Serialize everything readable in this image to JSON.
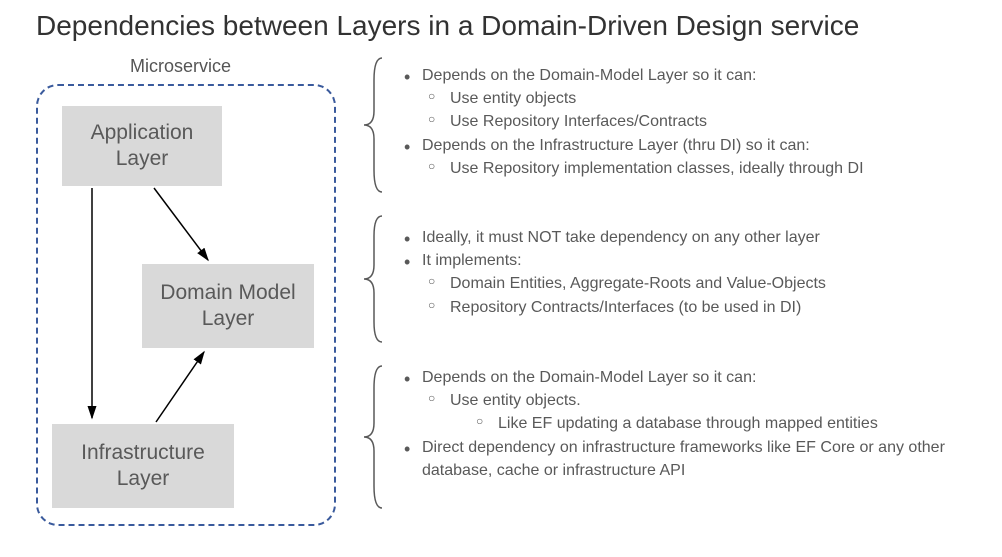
{
  "title": "Dependencies between Layers in a Domain-Driven Design service",
  "diagram": {
    "container_label": "Microservice",
    "layers": {
      "application": "Application Layer",
      "domain": "Domain Model Layer",
      "infrastructure": "Infrastructure Layer"
    }
  },
  "descriptions": {
    "application": {
      "items": [
        {
          "text": "Depends on the Domain-Model Layer so it can:",
          "subs": [
            "Use entity objects",
            "Use Repository Interfaces/Contracts"
          ]
        },
        {
          "text": "Depends on the Infrastructure Layer (thru DI) so it can:",
          "subs": [
            "Use Repository implementation classes, ideally through DI"
          ]
        }
      ]
    },
    "domain": {
      "items": [
        {
          "text": "Ideally, it must NOT take dependency on any other layer",
          "subs": []
        },
        {
          "text": "It implements:",
          "subs": [
            "Domain Entities, Aggregate-Roots and Value-Objects",
            "Repository Contracts/Interfaces (to be used in DI)"
          ]
        }
      ]
    },
    "infrastructure": {
      "items": [
        {
          "text": "Depends on the Domain-Model Layer so it can:",
          "subs": [
            "Use entity objects."
          ],
          "subsubs": [
            "Like EF updating a database through mapped entities"
          ]
        },
        {
          "text": "Direct dependency on infrastructure frameworks like EF Core or any other database, cache or infrastructure API",
          "subs": []
        }
      ]
    }
  }
}
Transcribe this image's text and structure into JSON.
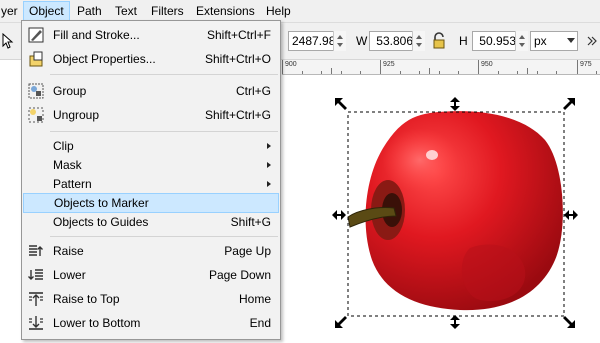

* * * * * * * * *

Pull out each line of the records holding the string "dependency".

→ **OUTPUT OF THE EXERCISE**
          "text": "Ideally, it must NOT take dependency on any other layer",
          "text": "Direct dependency on infrastructure frameworks like EF Core or any other database, cache or infrastructure API",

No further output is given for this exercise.